RECORDS TO PROCESS ->
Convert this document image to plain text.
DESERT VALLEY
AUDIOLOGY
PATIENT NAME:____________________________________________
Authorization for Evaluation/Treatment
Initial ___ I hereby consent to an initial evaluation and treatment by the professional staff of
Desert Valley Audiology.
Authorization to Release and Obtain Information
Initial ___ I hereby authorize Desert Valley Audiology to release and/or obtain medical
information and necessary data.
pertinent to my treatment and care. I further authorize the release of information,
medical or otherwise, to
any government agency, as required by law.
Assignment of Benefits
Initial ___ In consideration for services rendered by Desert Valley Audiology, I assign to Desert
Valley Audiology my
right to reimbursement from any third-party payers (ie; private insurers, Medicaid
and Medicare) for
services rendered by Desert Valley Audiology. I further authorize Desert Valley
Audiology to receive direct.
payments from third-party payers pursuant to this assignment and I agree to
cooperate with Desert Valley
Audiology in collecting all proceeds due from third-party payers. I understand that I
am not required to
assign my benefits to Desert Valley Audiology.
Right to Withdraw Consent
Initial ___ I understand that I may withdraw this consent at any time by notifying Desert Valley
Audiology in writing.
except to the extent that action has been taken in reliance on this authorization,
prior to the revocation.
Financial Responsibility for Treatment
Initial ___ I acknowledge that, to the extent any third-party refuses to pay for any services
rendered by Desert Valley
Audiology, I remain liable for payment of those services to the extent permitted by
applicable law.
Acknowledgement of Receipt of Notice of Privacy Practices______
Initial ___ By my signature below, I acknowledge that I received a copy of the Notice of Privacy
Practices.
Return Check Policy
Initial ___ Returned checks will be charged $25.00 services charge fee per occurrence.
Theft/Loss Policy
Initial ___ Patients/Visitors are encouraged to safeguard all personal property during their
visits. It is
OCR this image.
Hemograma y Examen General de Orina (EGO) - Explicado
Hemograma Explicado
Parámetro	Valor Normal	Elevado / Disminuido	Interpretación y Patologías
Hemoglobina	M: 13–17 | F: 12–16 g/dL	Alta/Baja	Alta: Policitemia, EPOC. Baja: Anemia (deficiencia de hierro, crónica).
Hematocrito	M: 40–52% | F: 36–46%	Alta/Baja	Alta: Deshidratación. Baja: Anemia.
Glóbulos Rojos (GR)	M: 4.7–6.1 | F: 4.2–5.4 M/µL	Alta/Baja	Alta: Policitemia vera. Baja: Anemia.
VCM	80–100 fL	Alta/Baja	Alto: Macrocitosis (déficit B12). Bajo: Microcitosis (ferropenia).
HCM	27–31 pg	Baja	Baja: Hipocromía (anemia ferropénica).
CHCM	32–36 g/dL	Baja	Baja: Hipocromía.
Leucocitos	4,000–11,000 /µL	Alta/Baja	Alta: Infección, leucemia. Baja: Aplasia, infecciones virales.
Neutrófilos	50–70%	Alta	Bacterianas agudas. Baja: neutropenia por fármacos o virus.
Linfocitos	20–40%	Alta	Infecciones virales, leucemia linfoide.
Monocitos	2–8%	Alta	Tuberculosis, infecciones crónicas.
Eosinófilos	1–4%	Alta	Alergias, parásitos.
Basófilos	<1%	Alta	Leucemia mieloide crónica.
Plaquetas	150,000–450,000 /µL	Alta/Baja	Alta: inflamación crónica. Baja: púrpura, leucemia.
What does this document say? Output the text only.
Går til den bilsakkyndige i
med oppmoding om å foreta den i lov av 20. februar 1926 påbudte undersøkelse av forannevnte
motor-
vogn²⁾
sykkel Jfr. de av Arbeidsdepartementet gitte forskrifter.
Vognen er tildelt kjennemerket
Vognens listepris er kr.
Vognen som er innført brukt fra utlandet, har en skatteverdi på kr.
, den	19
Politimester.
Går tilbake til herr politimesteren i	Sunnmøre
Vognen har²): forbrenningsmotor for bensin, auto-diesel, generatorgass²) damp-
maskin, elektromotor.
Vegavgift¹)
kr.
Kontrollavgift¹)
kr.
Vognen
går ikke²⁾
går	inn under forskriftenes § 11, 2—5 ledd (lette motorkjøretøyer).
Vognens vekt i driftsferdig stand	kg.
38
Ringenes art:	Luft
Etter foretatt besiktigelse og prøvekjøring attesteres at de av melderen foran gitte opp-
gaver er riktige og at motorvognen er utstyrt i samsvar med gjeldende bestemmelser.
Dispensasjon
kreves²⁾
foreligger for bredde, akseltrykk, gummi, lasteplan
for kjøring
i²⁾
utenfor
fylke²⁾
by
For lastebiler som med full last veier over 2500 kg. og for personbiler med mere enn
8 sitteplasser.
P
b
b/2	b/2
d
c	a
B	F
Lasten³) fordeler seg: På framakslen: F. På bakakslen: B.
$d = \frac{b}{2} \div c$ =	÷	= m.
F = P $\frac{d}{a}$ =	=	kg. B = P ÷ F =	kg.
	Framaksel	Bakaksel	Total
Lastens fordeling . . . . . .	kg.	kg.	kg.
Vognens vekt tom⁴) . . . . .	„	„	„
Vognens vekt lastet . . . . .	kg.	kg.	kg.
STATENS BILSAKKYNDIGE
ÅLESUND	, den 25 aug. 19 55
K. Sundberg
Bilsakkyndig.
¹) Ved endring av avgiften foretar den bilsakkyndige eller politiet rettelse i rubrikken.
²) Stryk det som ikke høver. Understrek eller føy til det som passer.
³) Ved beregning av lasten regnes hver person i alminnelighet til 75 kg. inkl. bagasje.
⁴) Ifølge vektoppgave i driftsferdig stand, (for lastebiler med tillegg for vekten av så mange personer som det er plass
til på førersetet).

EXERCISE AIM ->
Write the records out once more, exactly as shown.

ANSWER SECTION ->
Convert this document image to plain text.
DESERT VALLEY
AUDIOLOGY
PATIENT NAME:____________________________________________
Authorization for Evaluation/Treatment
Initial ___ I hereby consent to an initial evaluation and treatment by the professional staff of
Desert Valley Audiology.
Authorization to Release and Obtain Information
Initial ___ I hereby authorize Desert Valley Audiology to release and/or obtain medical
information and necessary data.
pertinent to my treatment and care. I further authorize the release of information,
medical or otherwise, to
any government agency, as required by law.
Assignment of Benefits
Initial ___ In consideration for services rendered by Desert Valley Audiology, I assign to Desert
Valley Audiology my
right to reimbursement from any third-party payers (ie; private insurers, Medicaid
and Medicare) for
services rendered by Desert Valley Audiology. I further authorize Desert Valley
Audiology to receive direct.
payments from third-party payers pursuant to this assignment and I agree to
cooperate with Desert Valley
Audiology in collecting all proceeds due from third-party payers. I understand that I
am not required to
assign my benefits to Desert Valley Audiology.
Right to Withdraw Consent
Initial ___ I understand that I may withdraw this consent at any time by notifying Desert Valley
Audiology in writing.
except to the extent that action has been taken in reliance on this authorization,
prior to the revocation.
Financial Responsibility for Treatment
Initial ___ I acknowledge that, to the extent any third-party refuses to pay for any services
rendered by Desert Valley
Audiology, I remain liable for payment of those services to the extent permitted by
applicable law.
Acknowledgement of Receipt of Notice of Privacy Practices______
Initial ___ By my signature below, I acknowledge that I received a copy of the Notice of Privacy
Practices.
Return Check Policy
Initial ___ Returned checks will be charged $25.00 services charge fee per occurrence.
Theft/Loss Policy
Initial ___ Patients/Visitors are encouraged to safeguard all personal property during their
visits. It is
OCR this image.
Hemograma y Examen General de Orina (EGO) - Explicado
Hemograma Explicado
Parámetro	Valor Normal	Elevado / Disminuido	Interpretación y Patologías
Hemoglobina	M: 13–17 | F: 12–16 g/dL	Alta/Baja	Alta: Policitemia, EPOC. Baja: Anemia (deficiencia de hierro, crónica).
Hematocrito	M: 40–52% | F: 36–46%	Alta/Baja	Alta: Deshidratación. Baja: Anemia.
Glóbulos Rojos (GR)	M: 4.7–6.1 | F: 4.2–5.4 M/µL	Alta/Baja	Alta: Policitemia vera. Baja: Anemia.
VCM	80–100 fL	Alta/Baja	Alto: Macrocitosis (déficit B12). Bajo: Microcitosis (ferropenia).
HCM	27–31 pg	Baja	Baja: Hipocromía (anemia ferropénica).
CHCM	32–36 g/dL	Baja	Baja: Hipocromía.
Leucocitos	4,000–11,000 /µL	Alta/Baja	Alta: Infección, leucemia. Baja: Aplasia, infecciones virales.
Neutrófilos	50–70%	Alta	Bacterianas agudas. Baja: neutropenia por fármacos o virus.
Linfocitos	20–40%	Alta	Infecciones virales, leucemia linfoide.
Monocitos	2–8%	Alta	Tuberculosis, infecciones crónicas.
Eosinófilos	1–4%	Alta	Alergias, parásitos.
Basófilos	<1%	Alta	Leucemia mieloide crónica.
Plaquetas	150,000–450,000 /µL	Alta/Baja	Alta: inflamación crónica. Baja: púrpura, leucemia.
What does this document say? Output the text only.
Går til den bilsakkyndige i
med oppmoding om å foreta den i lov av 20. februar 1926 påbudte undersøkelse av forannevnte
motor-
vogn²⁾
sykkel Jfr. de av Arbeidsdepartementet gitte forskrifter.
Vognen er tildelt kjennemerket
Vognens listepris er kr.
Vognen som er innført brukt fra utlandet, har en skatteverdi på kr.
, den	19
Politimester.
Går tilbake til herr politimesteren i	Sunnmøre
Vognen har²): forbrenningsmotor for bensin, auto-diesel, generatorgass²) damp-
maskin, elektromotor.
Vegavgift¹)
kr.
Kontrollavgift¹)
kr.
Vognen
går ikke²⁾
går	inn under forskriftenes § 11, 2—5 ledd (lette motorkjøretøyer).
Vognens vekt i driftsferdig stand	kg.
38
Ringenes art:	Luft
Etter foretatt besiktigelse og prøvekjøring attesteres at de av melderen foran gitte opp-
gaver er riktige og at motorvognen er utstyrt i samsvar med gjeldende bestemmelser.
Dispensasjon
kreves²⁾
foreligger for bredde, akseltrykk, gummi, lasteplan
for kjøring
i²⁾
utenfor
fylke²⁾
by
For lastebiler som med full last veier over 2500 kg. og for personbiler med mere enn
8 sitteplasser.
P
b
b/2	b/2
d
c	a
B	F
Lasten³) fordeler seg: På framakslen: F. På bakakslen: B.
$d = \frac{b}{2} \div c$ =	÷	= m.
F = P $\frac{d}{a}$ =	=	kg. B = P ÷ F =	kg.
	Framaksel	Bakaksel	Total
Lastens fordeling . . . . . .	kg.	kg.	kg.
Vognens vekt tom⁴) . . . . .	„	„	„
Vognens vekt lastet . . . . .	kg.	kg.	kg.
STATENS BILSAKKYNDIGE
ÅLESUND	, den 25 aug. 19 55
K. Sundberg
Bilsakkyndig.
¹) Ved endring av avgiften foretar den bilsakkyndige eller politiet rettelse i rubrikken.
²) Stryk det som ikke høver. Understrek eller føy til det som passer.
³) Ved beregning av lasten regnes hver person i alminnelighet til 75 kg. inkl. bagasje.
⁴) Ifølge vektoppgave i driftsferdig stand, (for lastebiler med tillegg for vekten av så mange personer som det er plass
til på førersetet).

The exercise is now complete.